=== Task requirements ===
Seek out every line containing the word "this", and copy each.

#### Input ####

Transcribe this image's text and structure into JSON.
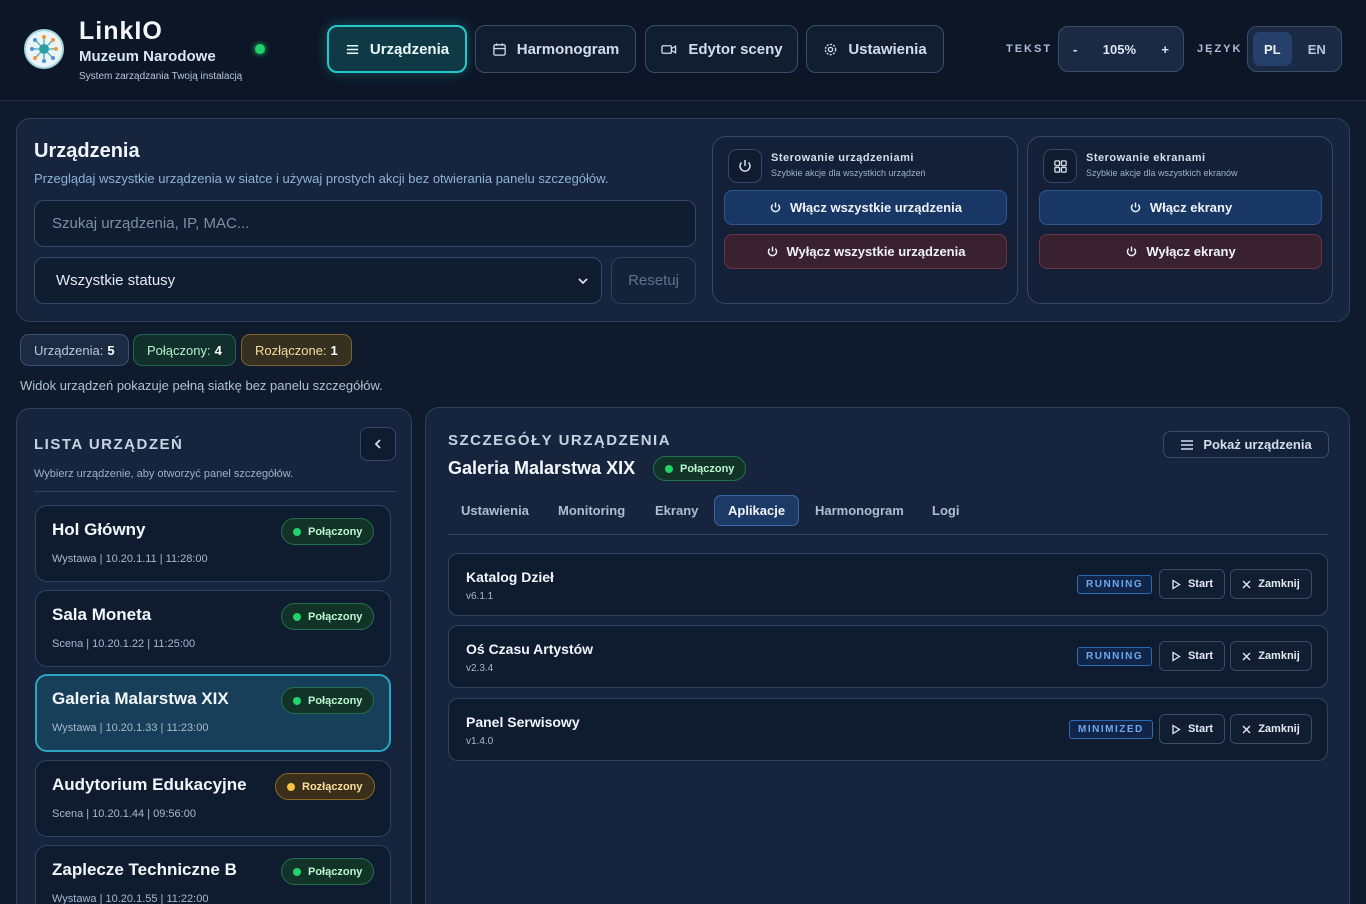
{
  "brand": {
    "name": "LinkIO",
    "org": "Muzeum Narodowe",
    "tagline": "System zarządzania Twoją instalacją"
  },
  "nav": [
    {
      "label": "Urządzenia",
      "icon": "menu-icon",
      "active": true
    },
    {
      "label": "Harmonogram",
      "icon": "calendar-icon",
      "active": false
    },
    {
      "label": "Edytor sceny",
      "icon": "video-icon",
      "active": false
    },
    {
      "label": "Ustawienia",
      "icon": "gear-icon",
      "active": false
    }
  ],
  "text_control": {
    "label": "TEKST",
    "minus": "-",
    "value": "105%",
    "plus": "+"
  },
  "language": {
    "label": "JĘZYK",
    "options": [
      "PL",
      "EN"
    ],
    "selected": "PL"
  },
  "devices_panel": {
    "title": "Urządzenia",
    "description": "Przeglądaj wszystkie urządzenia w siatce i używaj prostych akcji bez otwierania panelu szczegółów.",
    "search_placeholder": "Szukaj urządzenia, IP, MAC...",
    "status_filter": "Wszystkie statusy",
    "reset_label": "Resetuj"
  },
  "device_control": {
    "title": "Sterowanie urządzeniami",
    "subtitle": "Szybkie akcje dla wszystkich urządzeń",
    "on_label": "Włącz wszystkie urządzenia",
    "off_label": "Wyłącz wszystkie urządzenia"
  },
  "screen_control": {
    "title": "Sterowanie ekranami",
    "subtitle": "Szybkie akcje dla wszystkich ekranów",
    "on_label": "Włącz ekrany",
    "off_label": "Wyłącz ekrany"
  },
  "counts": {
    "all_label": "Urządzenia:",
    "all_value": "5",
    "connected_label": "Połączony:",
    "connected_value": "4",
    "disconnected_label": "Rozłączone:",
    "disconnected_value": "1"
  },
  "view_info": "Widok urządzeń pokazuje pełną siatkę bez panelu szczegółów.",
  "device_list": {
    "title": "LISTA URZĄDZEŃ",
    "subtitle": "Wybierz urządzenie, aby otworzyć panel szczegółów.",
    "items": [
      {
        "name": "Hol Główny",
        "meta": "Wystawa | 10.20.1.11 | 11:28:00",
        "status": "Połączony",
        "state": "ok",
        "selected": false
      },
      {
        "name": "Sala Moneta",
        "meta": "Scena | 10.20.1.22 | 11:25:00",
        "status": "Połączony",
        "state": "ok",
        "selected": false
      },
      {
        "name": "Galeria Malarstwa XIX",
        "meta": "Wystawa | 10.20.1.33 | 11:23:00",
        "status": "Połączony",
        "state": "ok",
        "selected": true
      },
      {
        "name": "Audytorium Edukacyjne",
        "meta": "Scena | 10.20.1.44 | 09:56:00",
        "status": "Rozłączony",
        "state": "warn",
        "selected": false
      },
      {
        "name": "Zaplecze Techniczne B",
        "meta": "Wystawa | 10.20.1.55 | 11:22:00",
        "status": "Połączony",
        "state": "ok",
        "selected": false
      }
    ]
  },
  "details": {
    "title": "SZCZEGÓŁY URZĄDZENIA",
    "device_name": "Galeria Malarstwa XIX",
    "status": "Połączony",
    "show_devices_label": "Pokaż urządzenia",
    "tabs": [
      "Ustawienia",
      "Monitoring",
      "Ekrany",
      "Aplikacje",
      "Harmonogram",
      "Logi"
    ],
    "active_tab": "Aplikacje",
    "apps": [
      {
        "name": "Katalog Dzieł",
        "version": "v6.1.1",
        "state": "RUNNING",
        "start_label": "Start",
        "close_label": "Zamknij"
      },
      {
        "name": "Oś Czasu Artystów",
        "version": "v2.3.4",
        "state": "RUNNING",
        "start_label": "Start",
        "close_label": "Zamknij"
      },
      {
        "name": "Panel Serwisowy",
        "version": "v1.4.0",
        "state": "MINIMIZED",
        "start_label": "Start",
        "close_label": "Zamknij"
      }
    ]
  },
  "colors": {
    "accent": "#26c6c9",
    "connected": "#21d36b",
    "disconnected": "#f5c542",
    "state_badge": "#6ea8ec"
  }
}
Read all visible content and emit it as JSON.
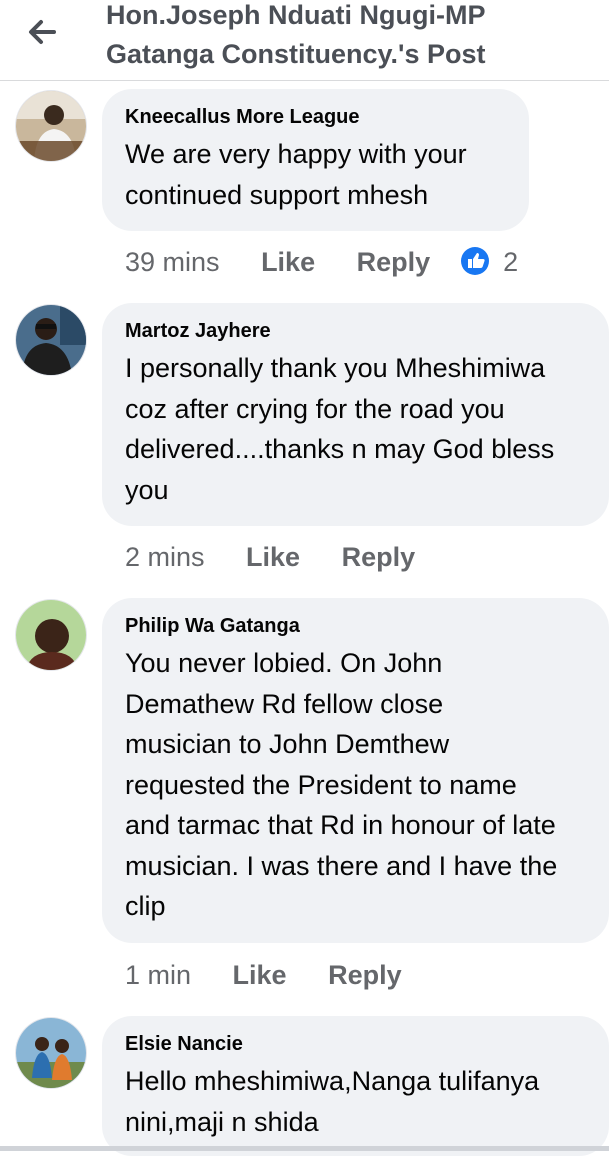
{
  "header": {
    "title_line1": "Hon.Joseph Nduati Ngugi-MP",
    "title_line2": "Gatanga Constituency.'s Post",
    "back_icon": "arrow-left-icon"
  },
  "colors": {
    "bubble": "#f0f2f5",
    "meta_text": "#65676b",
    "like_blue": "#1877f2",
    "header_text": "#4b4f56"
  },
  "comments": [
    {
      "author": "Kneecallus More League",
      "lines": [
        "We are very happy with your",
        "continued support mhesh"
      ],
      "time": "39 mins",
      "like": "Like",
      "reply": "Reply",
      "reaction_icon": "like-reaction-icon",
      "reaction_count": "2"
    },
    {
      "author": "Martoz Jayhere",
      "lines": [
        "I personally thank you Mheshimiwa",
        "coz after crying for the road you",
        "delivered....thanks n may God bless",
        "you"
      ],
      "time": "2 mins",
      "like": "Like",
      "reply": "Reply"
    },
    {
      "author": "Philip Wa Gatanga",
      "lines": [
        "You never lobied. On John",
        "Demathew Rd fellow close",
        "musician to John Demthew",
        "requested the President to name",
        "and tarmac that Rd in honour of late",
        "musician. I was there and I have the",
        "clip"
      ],
      "time": "1 min",
      "like": "Like",
      "reply": "Reply"
    },
    {
      "author": "Elsie Nancie",
      "lines": [
        "Hello mheshimiwa,Nanga tulifanya",
        "nini,maji n shida"
      ]
    }
  ]
}
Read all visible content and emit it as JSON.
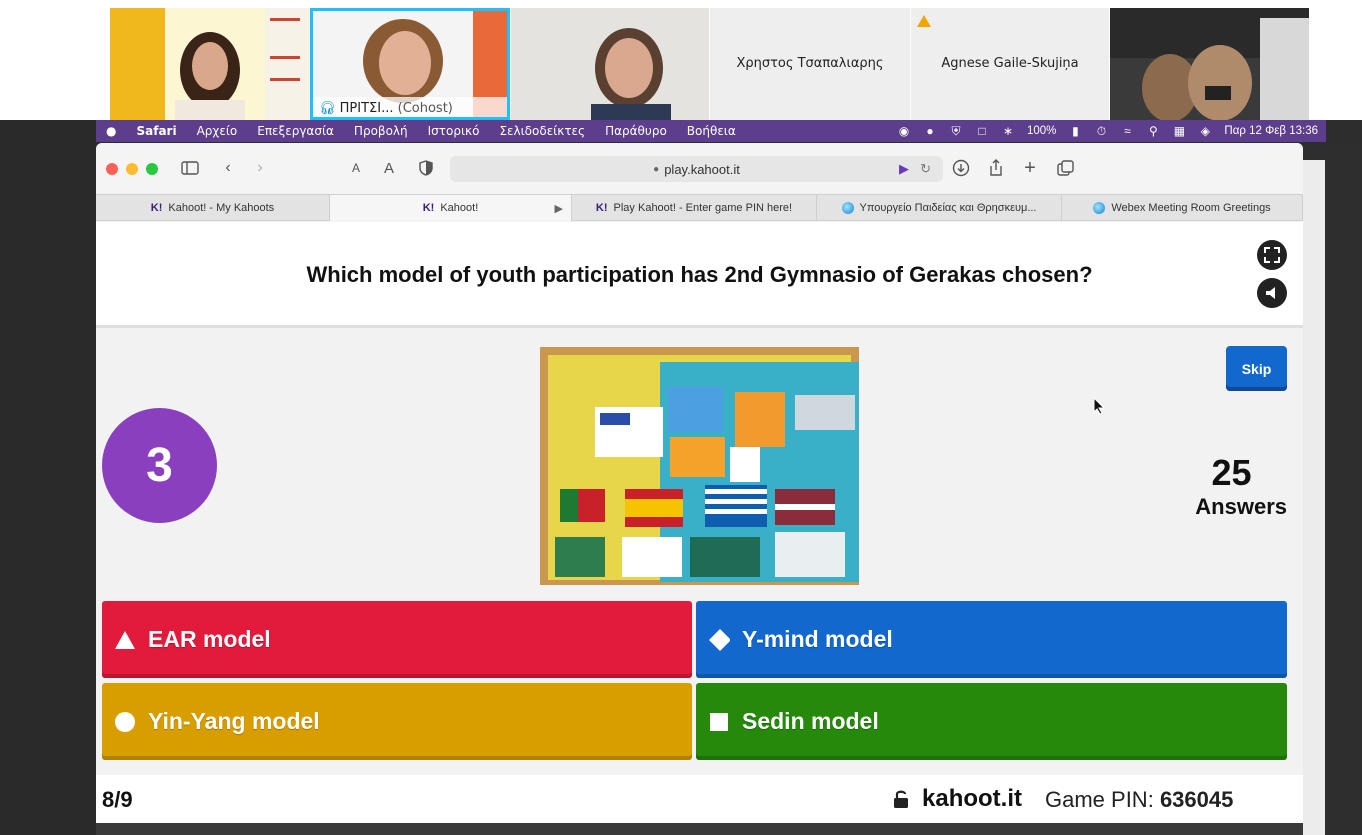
{
  "webex": {
    "participants": [
      {
        "name": "",
        "role": ""
      },
      {
        "name": "ΠΡΙΤΣΙ...",
        "role": "(Cohost)"
      },
      {
        "name": "",
        "role": ""
      },
      {
        "name": "Χρηστος Τσαπαλιαρης",
        "role": ""
      },
      {
        "name": "Agnese Gaile-Skujiņa",
        "role": ""
      },
      {
        "name": "",
        "role": ""
      }
    ]
  },
  "menubar": {
    "app": "Safari",
    "items": [
      "Αρχείο",
      "Επεξεργασία",
      "Προβολή",
      "Ιστορικό",
      "Σελιδοδείκτες",
      "Παράθυρο",
      "Βοήθεια"
    ],
    "battery": "100%",
    "clock": "Παρ 12 Φεβ  13:36"
  },
  "browser": {
    "url": "play.kahoot.it",
    "tabs": [
      {
        "label": "Kahoot! - My Kahoots",
        "icon": "kahoot-icon"
      },
      {
        "label": "Kahoot!",
        "icon": "kahoot-icon"
      },
      {
        "label": "Play Kahoot! - Enter game PIN here!",
        "icon": "kahoot-icon"
      },
      {
        "label": "Υπουργείο Παιδείας και Θρησκευμ...",
        "icon": "globe-icon"
      },
      {
        "label": "Webex Meeting Room Greetings",
        "icon": "globe-icon"
      }
    ],
    "tab_favicon_text": "K!"
  },
  "kahoot": {
    "question": "Which model of youth participation has 2nd Gymnasio of Gerakas chosen?",
    "timer": "3",
    "skip_label": "Skip",
    "answers_count": "25",
    "answers_label": "Answers",
    "answers": [
      {
        "label": "EAR model",
        "shape": "triangle",
        "color": "#e21b3c"
      },
      {
        "label": "Y-mind model",
        "shape": "diamond",
        "color": "#1368ce"
      },
      {
        "label": "Yin-Yang model",
        "shape": "circle",
        "color": "#d89e00"
      },
      {
        "label": "Sedin model",
        "shape": "square",
        "color": "#26890c"
      }
    ],
    "progress": "8/9",
    "brand": "kahoot.it",
    "pin_label": "Game PIN:",
    "pin": "636045"
  }
}
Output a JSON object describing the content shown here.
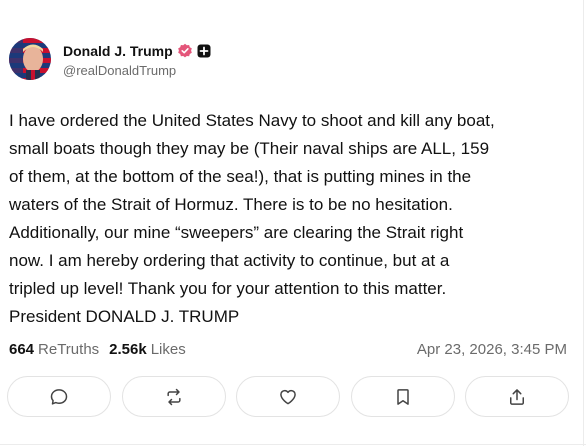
{
  "author": {
    "display_name": "Donald J. Trump",
    "handle": "@realDonaldTrump"
  },
  "post": {
    "text": "I have ordered the United States Navy to shoot and kill any boat,\nsmall boats though they may be (Their naval ships are ALL, 159\nof them, at the bottom of the sea!), that is putting mines in the\nwaters of the Strait of Hormuz. There is to be no hesitation.\nAdditionally, our mine “sweepers” are clearing the Strait right\nnow. I am hereby ordering that activity to continue, but at a\ntripled up level! Thank you for your attention to this matter.\nPresident DONALD J. TRUMP",
    "retruths_count": "664",
    "retruths_label": "ReTruths",
    "likes_count": "2.56k",
    "likes_label": "Likes",
    "timestamp": "Apr 23, 2026, 3:45 PM"
  },
  "actions": {
    "reply_icon": "speech-bubble-icon",
    "retruth_icon": "repost-arrows-icon",
    "like_icon": "heart-icon",
    "bookmark_icon": "bookmark-icon",
    "share_icon": "share-upload-icon"
  },
  "colors": {
    "verified": "#e4567a",
    "secondary_text": "#6b6b6b",
    "border": "#e3e3e3"
  }
}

####

=== Full response ===
Transcribe this image's text and structure into JSON.
    "text": "I have ordered the United States Navy to shoot and kill any boat,\nsmall boats though they may be (Their naval ships are ALL, 159\nof them, at the bottom of the sea!), that is putting mines in the\nwaters of the Strait of Hormuz. There is to be no hesitation.\nAdditionally, our mine “sweepers” are clearing the Strait right\nnow. I am hereby ordering that activity to continue, but at a\ntripled up level! Thank you for your attention to this matter.\nPresident DONALD J. TRUMP",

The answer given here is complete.